Análise de Corto Maltese: A Rainha da Babilónia, de Martin Quenehen e Bastien Vivès.
A Rainha da Babilónia é o título do mais recente álbum de Corto Maltese, versão novo milénio da nossa era.
Precisamente, a nossa parece ser uma era de secura. Os enlatados televisivos, a que as produtoras resolveram apelidar de “reality shows” hipnotizam as massas, parecendo sussurrar-lhes ao inconsciente “vive a vida dos outros porque a tua não vale a pena viveres!” E qualquer um pode apelidar-se de “influenciador”, sobrevivendo de “likes” de espectadores que se limitam a carregar num botão. Toda a gente segue toda a gente e estranhos são aqueles que sabem ler e escrever correctamente, que conseguem estar mais de uma hora sem olhar para qualquer ecrã ou que não limitam o grosso da sua vida a meros videojogos.
Felizmente, para o bem e para o mal, ainda há no mundo quem pense. Pense o presente, o passado e o futuro. Neste sentido, fruto da época, somos por vezes tentados a suprimir do presente coisas do passado que ainda por cá andam.
Corto Maltese, o herói criado por Hugo Pratt em 1967 tem as suas aventuras situadas nas três primeiras décadas do século XX. Uma época ainda de descobertas, de expedições a sítios desconhecidos, de piratas, do estertor final dos grandes impérios. Uma época de romantismo aventureiro, no qual os heróis ganham uma dimensão universal.
Bons tempos, dirão uns! Tempos que não voltam mais, dirão outros.
Na verdade, uns e outros não poderiam estar mais enganados. O tempo dos românticos aventureiros continua, embora diluindo-se quase irremediavelmente no mundo dos likes-reality-shows-videojogos.
Um bom exemplo é precisamente a figura de Corto Maltese. A série tradicional continua a ser publicada com novas aventuras, mas, paralelamente, Martin Quenehen (argumento) e Bastien Vivès (desenho) criaram uma série na qual o herói é não só nosso contemporâneo como habita no novo milénio.
Oceano Negro foi a primeira aventura (ver artigo “O espírito de Corto Maltese“), sendo que a Arte de Autor publica agora a segunda – A Rainha da Babilónia (cf. sinopse e previews da edição portuguesa aqui) – onde se inclui um caderno de extras com um artigo de Jean Hatzfeld (jornalista e correspondente de guerra na Bósnia Herzegóvina nos anos 1990) e várias aguarelas de Bastien Vivès..

------------------------------------------------------------

Enunciado: Transcreve da análise de A Rainha da Babilónia, sem alterações, o trecho que começa nas palavras "A Rainha da Babilónia é" e termina depois de "a meros videojogos.". Usa apenas a análise de A Rainha da Babilónia.

------------------------------------------------------------

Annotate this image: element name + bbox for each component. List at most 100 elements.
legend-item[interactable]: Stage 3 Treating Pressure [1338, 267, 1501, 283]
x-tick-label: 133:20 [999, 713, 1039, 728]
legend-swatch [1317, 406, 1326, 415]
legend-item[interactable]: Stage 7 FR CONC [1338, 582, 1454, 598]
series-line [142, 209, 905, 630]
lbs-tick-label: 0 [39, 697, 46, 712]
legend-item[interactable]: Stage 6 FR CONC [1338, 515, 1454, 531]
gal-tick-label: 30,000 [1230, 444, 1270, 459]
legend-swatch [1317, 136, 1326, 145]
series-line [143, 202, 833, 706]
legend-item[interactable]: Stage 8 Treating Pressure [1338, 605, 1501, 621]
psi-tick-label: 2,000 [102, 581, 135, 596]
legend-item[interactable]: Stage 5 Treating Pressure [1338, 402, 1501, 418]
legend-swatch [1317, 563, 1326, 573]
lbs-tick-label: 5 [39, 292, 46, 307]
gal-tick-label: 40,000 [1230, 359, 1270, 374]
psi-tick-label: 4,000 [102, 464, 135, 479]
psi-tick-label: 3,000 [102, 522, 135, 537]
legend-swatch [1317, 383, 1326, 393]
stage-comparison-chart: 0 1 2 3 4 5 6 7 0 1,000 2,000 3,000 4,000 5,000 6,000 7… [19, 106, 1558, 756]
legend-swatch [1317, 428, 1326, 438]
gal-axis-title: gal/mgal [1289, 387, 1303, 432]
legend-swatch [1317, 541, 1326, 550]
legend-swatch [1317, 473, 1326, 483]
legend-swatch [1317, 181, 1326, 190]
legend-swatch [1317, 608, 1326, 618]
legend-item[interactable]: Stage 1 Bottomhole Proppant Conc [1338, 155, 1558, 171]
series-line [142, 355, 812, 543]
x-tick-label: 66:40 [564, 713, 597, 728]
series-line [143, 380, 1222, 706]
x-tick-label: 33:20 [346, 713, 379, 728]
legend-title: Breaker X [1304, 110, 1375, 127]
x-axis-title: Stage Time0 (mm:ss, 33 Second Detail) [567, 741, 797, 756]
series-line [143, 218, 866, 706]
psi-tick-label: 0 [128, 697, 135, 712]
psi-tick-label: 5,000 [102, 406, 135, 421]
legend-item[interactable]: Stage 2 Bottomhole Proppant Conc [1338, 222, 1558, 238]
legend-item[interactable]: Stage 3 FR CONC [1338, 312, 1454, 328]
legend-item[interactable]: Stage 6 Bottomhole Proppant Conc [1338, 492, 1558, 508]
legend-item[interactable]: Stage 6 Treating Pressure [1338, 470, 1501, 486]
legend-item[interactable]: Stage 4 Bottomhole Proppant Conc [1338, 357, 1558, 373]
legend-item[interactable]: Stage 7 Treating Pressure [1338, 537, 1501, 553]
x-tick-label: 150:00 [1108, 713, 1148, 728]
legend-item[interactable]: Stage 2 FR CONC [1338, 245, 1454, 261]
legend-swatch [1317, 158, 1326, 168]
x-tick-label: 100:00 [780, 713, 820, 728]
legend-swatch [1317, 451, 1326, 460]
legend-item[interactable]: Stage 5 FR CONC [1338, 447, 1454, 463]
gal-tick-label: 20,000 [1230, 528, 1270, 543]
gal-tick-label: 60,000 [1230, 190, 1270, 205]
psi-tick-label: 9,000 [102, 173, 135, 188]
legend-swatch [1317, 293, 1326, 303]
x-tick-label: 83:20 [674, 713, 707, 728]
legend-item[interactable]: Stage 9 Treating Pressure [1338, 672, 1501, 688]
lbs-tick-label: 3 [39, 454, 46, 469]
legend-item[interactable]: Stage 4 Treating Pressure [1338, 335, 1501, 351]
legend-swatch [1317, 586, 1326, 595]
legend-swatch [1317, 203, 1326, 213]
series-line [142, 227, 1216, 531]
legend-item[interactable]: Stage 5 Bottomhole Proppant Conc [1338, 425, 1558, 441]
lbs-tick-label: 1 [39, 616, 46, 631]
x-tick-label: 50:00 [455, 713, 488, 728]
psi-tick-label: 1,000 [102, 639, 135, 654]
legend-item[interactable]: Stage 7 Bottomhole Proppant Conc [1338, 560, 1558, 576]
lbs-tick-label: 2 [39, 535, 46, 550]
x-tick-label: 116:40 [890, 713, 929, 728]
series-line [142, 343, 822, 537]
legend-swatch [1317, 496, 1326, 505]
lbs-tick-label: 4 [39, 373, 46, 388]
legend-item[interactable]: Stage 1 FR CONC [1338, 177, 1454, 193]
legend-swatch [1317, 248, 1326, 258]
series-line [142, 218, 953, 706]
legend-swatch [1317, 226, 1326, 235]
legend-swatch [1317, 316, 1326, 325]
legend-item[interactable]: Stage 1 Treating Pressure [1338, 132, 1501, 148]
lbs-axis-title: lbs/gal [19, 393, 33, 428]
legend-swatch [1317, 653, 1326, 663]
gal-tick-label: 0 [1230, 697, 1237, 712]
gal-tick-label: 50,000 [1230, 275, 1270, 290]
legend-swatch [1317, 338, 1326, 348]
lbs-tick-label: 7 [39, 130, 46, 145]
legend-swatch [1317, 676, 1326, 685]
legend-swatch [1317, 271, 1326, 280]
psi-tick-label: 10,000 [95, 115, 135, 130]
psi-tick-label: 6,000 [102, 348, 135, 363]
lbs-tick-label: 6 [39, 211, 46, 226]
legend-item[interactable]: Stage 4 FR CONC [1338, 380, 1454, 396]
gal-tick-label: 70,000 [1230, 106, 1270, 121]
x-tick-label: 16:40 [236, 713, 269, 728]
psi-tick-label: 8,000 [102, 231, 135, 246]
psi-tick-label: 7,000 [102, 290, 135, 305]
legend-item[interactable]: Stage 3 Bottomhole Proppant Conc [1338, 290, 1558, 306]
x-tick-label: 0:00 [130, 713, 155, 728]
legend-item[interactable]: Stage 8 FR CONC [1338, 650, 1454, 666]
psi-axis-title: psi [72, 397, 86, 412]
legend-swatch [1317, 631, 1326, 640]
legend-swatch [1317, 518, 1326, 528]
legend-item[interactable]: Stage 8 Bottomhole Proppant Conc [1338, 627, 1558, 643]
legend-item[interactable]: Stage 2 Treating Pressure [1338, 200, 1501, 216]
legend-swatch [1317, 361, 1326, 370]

------------------------------------------------------------

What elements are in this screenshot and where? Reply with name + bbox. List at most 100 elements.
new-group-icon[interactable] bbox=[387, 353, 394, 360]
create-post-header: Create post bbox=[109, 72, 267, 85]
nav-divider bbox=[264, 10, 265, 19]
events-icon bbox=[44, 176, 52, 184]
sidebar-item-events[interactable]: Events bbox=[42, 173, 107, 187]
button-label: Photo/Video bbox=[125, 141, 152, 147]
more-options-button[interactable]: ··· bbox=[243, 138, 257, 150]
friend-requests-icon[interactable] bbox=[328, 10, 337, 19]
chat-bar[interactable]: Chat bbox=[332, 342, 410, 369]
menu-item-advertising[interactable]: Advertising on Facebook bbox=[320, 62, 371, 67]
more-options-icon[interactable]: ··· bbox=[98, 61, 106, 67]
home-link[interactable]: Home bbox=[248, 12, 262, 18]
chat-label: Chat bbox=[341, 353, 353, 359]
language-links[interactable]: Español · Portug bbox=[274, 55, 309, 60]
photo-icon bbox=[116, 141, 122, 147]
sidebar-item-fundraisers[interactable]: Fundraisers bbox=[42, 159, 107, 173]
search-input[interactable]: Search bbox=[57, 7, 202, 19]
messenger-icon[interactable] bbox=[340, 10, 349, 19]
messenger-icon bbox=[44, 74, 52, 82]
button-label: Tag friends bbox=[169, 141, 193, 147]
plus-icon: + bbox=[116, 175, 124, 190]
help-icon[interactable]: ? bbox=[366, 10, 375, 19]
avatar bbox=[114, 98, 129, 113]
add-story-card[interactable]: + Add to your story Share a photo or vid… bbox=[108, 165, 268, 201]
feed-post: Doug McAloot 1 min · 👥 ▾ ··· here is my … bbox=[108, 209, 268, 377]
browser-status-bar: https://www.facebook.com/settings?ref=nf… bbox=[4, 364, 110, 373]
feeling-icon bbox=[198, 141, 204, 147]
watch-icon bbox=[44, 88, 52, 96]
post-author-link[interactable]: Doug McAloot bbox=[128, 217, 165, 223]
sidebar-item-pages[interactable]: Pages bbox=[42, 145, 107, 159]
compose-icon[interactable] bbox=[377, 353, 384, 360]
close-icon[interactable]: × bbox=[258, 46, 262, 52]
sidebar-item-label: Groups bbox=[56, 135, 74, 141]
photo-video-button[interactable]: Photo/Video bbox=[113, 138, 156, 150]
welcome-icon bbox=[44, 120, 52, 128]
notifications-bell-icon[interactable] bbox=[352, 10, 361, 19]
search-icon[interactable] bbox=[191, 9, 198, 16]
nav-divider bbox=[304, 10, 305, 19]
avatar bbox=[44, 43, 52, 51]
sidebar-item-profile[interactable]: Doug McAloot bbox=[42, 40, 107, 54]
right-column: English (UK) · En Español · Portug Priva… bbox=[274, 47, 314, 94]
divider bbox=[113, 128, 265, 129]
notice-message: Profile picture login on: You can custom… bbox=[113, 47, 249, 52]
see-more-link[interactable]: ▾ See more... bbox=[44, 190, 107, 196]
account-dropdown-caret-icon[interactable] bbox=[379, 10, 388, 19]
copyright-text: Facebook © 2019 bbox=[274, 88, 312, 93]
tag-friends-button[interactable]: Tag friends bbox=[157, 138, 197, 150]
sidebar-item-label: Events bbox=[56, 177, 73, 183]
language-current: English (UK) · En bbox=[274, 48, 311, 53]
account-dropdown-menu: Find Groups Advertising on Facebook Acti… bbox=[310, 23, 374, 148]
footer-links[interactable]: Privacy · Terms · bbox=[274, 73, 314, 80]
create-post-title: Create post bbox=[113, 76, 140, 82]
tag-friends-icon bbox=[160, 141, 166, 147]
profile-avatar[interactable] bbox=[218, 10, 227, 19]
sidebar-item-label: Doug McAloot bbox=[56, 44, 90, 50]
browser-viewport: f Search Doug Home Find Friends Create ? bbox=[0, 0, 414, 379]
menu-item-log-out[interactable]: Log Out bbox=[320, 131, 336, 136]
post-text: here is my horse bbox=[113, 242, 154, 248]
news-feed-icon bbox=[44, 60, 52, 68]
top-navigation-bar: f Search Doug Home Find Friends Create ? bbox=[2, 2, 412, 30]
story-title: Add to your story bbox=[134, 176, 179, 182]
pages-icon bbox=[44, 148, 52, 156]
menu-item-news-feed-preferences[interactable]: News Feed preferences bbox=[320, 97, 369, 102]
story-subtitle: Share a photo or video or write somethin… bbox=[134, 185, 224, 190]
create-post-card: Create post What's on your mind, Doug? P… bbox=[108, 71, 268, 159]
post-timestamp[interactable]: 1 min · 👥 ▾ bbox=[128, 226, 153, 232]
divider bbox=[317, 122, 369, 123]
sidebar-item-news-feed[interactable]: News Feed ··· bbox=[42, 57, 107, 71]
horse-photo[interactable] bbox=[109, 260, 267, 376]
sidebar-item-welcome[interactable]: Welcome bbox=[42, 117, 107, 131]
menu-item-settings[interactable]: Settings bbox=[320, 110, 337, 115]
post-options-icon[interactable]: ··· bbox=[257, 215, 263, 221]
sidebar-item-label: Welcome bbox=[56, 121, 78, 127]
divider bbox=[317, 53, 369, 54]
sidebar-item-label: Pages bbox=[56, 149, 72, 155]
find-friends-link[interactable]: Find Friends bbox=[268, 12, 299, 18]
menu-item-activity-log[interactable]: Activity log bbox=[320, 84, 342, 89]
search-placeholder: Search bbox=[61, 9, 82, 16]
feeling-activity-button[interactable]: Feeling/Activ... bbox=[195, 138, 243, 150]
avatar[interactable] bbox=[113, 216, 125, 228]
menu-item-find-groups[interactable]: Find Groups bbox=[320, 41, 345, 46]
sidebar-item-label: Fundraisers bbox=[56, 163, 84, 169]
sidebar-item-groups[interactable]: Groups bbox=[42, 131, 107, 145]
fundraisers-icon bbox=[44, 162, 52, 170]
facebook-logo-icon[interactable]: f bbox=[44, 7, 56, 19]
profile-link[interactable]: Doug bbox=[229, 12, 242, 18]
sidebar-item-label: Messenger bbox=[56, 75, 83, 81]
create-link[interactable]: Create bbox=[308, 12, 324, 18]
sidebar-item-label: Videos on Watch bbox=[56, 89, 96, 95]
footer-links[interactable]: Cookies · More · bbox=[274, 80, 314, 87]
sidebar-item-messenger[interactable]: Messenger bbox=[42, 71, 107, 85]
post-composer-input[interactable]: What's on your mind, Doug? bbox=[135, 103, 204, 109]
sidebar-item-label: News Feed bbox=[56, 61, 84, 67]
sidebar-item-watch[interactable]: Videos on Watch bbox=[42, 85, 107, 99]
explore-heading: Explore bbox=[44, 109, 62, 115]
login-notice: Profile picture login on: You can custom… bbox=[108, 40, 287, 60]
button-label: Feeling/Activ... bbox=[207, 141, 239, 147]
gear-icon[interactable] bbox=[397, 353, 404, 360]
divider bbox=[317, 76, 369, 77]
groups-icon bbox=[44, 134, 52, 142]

------------------------------------------------------------

Resolução:
A Rainha da Babilónia é o título do mais recente álbum de Corto Maltese, versão novo milénio da nossa era.
Precisamente, a nossa parece ser uma era de secura. Os enlatados televisivos, a que as produtoras resolveram apelidar de “reality shows” hipnotizam as massas, parecendo sussurrar-lhes ao inconsciente “vive a vida dos outros porque a tua não vale a pena viveres!” E qualquer um pode apelidar-se de “influenciador”, sobrevivendo de “likes” de espectadores que se limitam a carregar num botão. Toda a gente segue toda a gente e estranhos são aqueles que sabem ler e escrever correctamente, que conseguem estar mais de uma hora sem olhar para qualquer ecrã ou que não limitam o grosso da sua vida a meros videojogos.